Problem statement
Repeat the material below with "wind-point" replaced by "wind-marker" everywhere it appears, and leave everything else unchanged.
+ + + + +
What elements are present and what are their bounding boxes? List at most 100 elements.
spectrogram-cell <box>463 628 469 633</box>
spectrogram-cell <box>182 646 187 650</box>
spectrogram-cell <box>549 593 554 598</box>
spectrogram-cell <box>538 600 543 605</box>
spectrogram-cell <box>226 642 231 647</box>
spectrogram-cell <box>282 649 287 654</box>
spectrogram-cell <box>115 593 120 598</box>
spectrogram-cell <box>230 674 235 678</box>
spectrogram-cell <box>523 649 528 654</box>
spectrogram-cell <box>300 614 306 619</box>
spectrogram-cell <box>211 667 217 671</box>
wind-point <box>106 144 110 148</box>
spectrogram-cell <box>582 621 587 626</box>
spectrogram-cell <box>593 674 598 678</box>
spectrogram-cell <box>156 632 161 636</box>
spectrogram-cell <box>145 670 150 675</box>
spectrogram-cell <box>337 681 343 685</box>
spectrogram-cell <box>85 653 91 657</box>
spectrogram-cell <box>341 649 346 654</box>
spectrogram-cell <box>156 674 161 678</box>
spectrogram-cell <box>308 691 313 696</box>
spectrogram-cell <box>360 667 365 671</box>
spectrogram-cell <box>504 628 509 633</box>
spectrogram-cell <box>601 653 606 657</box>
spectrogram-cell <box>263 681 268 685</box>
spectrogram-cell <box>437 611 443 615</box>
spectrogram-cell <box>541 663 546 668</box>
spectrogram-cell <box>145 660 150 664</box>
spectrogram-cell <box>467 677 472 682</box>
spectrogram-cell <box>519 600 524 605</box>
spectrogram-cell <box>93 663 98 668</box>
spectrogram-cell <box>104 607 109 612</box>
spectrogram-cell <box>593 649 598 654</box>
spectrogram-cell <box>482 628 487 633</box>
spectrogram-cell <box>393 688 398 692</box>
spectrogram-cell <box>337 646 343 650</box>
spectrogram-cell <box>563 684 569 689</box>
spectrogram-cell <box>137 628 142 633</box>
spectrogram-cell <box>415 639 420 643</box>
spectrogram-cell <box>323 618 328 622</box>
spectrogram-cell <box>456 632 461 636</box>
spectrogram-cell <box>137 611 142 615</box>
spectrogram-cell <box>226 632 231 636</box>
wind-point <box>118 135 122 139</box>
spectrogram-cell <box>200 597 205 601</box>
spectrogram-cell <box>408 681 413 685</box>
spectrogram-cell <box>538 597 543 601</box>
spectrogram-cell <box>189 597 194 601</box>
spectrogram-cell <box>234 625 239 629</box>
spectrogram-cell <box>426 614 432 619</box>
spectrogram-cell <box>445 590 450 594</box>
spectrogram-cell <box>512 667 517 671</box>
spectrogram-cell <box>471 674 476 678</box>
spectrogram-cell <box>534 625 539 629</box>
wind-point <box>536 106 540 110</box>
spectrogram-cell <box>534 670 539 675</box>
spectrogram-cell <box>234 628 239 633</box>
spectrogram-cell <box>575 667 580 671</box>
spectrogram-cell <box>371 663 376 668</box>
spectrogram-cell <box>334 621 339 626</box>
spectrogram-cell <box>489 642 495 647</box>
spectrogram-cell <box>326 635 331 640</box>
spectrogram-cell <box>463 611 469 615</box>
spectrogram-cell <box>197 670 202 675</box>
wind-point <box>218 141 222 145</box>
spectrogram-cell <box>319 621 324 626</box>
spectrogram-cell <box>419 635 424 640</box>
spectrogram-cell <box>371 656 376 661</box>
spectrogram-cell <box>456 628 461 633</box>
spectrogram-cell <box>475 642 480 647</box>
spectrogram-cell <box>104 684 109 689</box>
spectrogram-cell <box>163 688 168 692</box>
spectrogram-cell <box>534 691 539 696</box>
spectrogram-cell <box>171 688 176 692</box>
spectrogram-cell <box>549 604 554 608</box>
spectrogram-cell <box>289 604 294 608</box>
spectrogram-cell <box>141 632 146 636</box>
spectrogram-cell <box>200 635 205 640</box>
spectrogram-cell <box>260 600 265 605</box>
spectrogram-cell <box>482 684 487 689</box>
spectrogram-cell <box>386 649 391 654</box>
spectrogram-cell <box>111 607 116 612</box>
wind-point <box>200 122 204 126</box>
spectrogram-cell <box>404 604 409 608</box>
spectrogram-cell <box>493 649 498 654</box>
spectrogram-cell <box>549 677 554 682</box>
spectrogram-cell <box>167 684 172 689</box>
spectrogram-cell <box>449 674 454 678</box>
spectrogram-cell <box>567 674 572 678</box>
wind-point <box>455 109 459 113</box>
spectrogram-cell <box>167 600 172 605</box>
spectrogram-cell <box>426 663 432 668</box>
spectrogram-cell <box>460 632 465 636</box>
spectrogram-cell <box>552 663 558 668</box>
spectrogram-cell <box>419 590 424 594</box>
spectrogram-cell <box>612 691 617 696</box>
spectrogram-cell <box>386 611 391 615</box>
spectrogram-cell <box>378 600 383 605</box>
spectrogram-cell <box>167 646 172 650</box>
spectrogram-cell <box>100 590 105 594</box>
+ + + + +
Task solution
What elements are present and what are their bounding boxes? List at most 100 elements.
spectrogram-cell <box>463 628 469 633</box>
spectrogram-cell <box>182 646 187 650</box>
spectrogram-cell <box>549 593 554 598</box>
spectrogram-cell <box>538 600 543 605</box>
spectrogram-cell <box>226 642 231 647</box>
spectrogram-cell <box>282 649 287 654</box>
spectrogram-cell <box>115 593 120 598</box>
spectrogram-cell <box>230 674 235 678</box>
spectrogram-cell <box>523 649 528 654</box>
spectrogram-cell <box>300 614 306 619</box>
spectrogram-cell <box>211 667 217 671</box>
wind-marker <box>106 144 110 148</box>
spectrogram-cell <box>582 621 587 626</box>
spectrogram-cell <box>593 674 598 678</box>
spectrogram-cell <box>156 632 161 636</box>
spectrogram-cell <box>145 670 150 675</box>
spectrogram-cell <box>337 681 343 685</box>
spectrogram-cell <box>85 653 91 657</box>
spectrogram-cell <box>341 649 346 654</box>
spectrogram-cell <box>156 674 161 678</box>
spectrogram-cell <box>308 691 313 696</box>
spectrogram-cell <box>360 667 365 671</box>
spectrogram-cell <box>504 628 509 633</box>
spectrogram-cell <box>601 653 606 657</box>
spectrogram-cell <box>263 681 268 685</box>
spectrogram-cell <box>437 611 443 615</box>
spectrogram-cell <box>541 663 546 668</box>
spectrogram-cell <box>145 660 150 664</box>
spectrogram-cell <box>467 677 472 682</box>
spectrogram-cell <box>519 600 524 605</box>
spectrogram-cell <box>93 663 98 668</box>
spectrogram-cell <box>104 607 109 612</box>
spectrogram-cell <box>593 649 598 654</box>
spectrogram-cell <box>482 628 487 633</box>
spectrogram-cell <box>393 688 398 692</box>
spectrogram-cell <box>337 646 343 650</box>
spectrogram-cell <box>563 684 569 689</box>
spectrogram-cell <box>137 628 142 633</box>
spectrogram-cell <box>415 639 420 643</box>
spectrogram-cell <box>323 618 328 622</box>
spectrogram-cell <box>456 632 461 636</box>
spectrogram-cell <box>137 611 142 615</box>
spectrogram-cell <box>226 632 231 636</box>
wind-marker <box>118 135 122 139</box>
spectrogram-cell <box>200 597 205 601</box>
spectrogram-cell <box>408 681 413 685</box>
spectrogram-cell <box>538 597 543 601</box>
spectrogram-cell <box>189 597 194 601</box>
spectrogram-cell <box>234 625 239 629</box>
spectrogram-cell <box>426 614 432 619</box>
spectrogram-cell <box>445 590 450 594</box>
spectrogram-cell <box>512 667 517 671</box>
spectrogram-cell <box>471 674 476 678</box>
spectrogram-cell <box>534 625 539 629</box>
wind-marker <box>536 106 540 110</box>
spectrogram-cell <box>534 670 539 675</box>
spectrogram-cell <box>234 628 239 633</box>
spectrogram-cell <box>575 667 580 671</box>
spectrogram-cell <box>371 663 376 668</box>
spectrogram-cell <box>334 621 339 626</box>
spectrogram-cell <box>489 642 495 647</box>
spectrogram-cell <box>326 635 331 640</box>
spectrogram-cell <box>463 611 469 615</box>
spectrogram-cell <box>197 670 202 675</box>
wind-marker <box>218 141 222 145</box>
spectrogram-cell <box>319 621 324 626</box>
spectrogram-cell <box>419 635 424 640</box>
spectrogram-cell <box>371 656 376 661</box>
spectrogram-cell <box>456 628 461 633</box>
spectrogram-cell <box>475 642 480 647</box>
spectrogram-cell <box>104 684 109 689</box>
spectrogram-cell <box>163 688 168 692</box>
spectrogram-cell <box>534 691 539 696</box>
spectrogram-cell <box>171 688 176 692</box>
spectrogram-cell <box>549 604 554 608</box>
spectrogram-cell <box>289 604 294 608</box>
spectrogram-cell <box>141 632 146 636</box>
spectrogram-cell <box>200 635 205 640</box>
spectrogram-cell <box>260 600 265 605</box>
spectrogram-cell <box>482 684 487 689</box>
spectrogram-cell <box>386 649 391 654</box>
spectrogram-cell <box>111 607 116 612</box>
wind-marker <box>200 122 204 126</box>
spectrogram-cell <box>404 604 409 608</box>
spectrogram-cell <box>493 649 498 654</box>
spectrogram-cell <box>549 677 554 682</box>
spectrogram-cell <box>167 684 172 689</box>
spectrogram-cell <box>449 674 454 678</box>
spectrogram-cell <box>567 674 572 678</box>
wind-marker <box>455 109 459 113</box>
spectrogram-cell <box>167 600 172 605</box>
spectrogram-cell <box>426 663 432 668</box>
spectrogram-cell <box>460 632 465 636</box>
spectrogram-cell <box>552 663 558 668</box>
spectrogram-cell <box>419 590 424 594</box>
spectrogram-cell <box>612 691 617 696</box>
spectrogram-cell <box>386 611 391 615</box>
spectrogram-cell <box>378 600 383 605</box>
spectrogram-cell <box>167 646 172 650</box>
spectrogram-cell <box>100 590 105 594</box>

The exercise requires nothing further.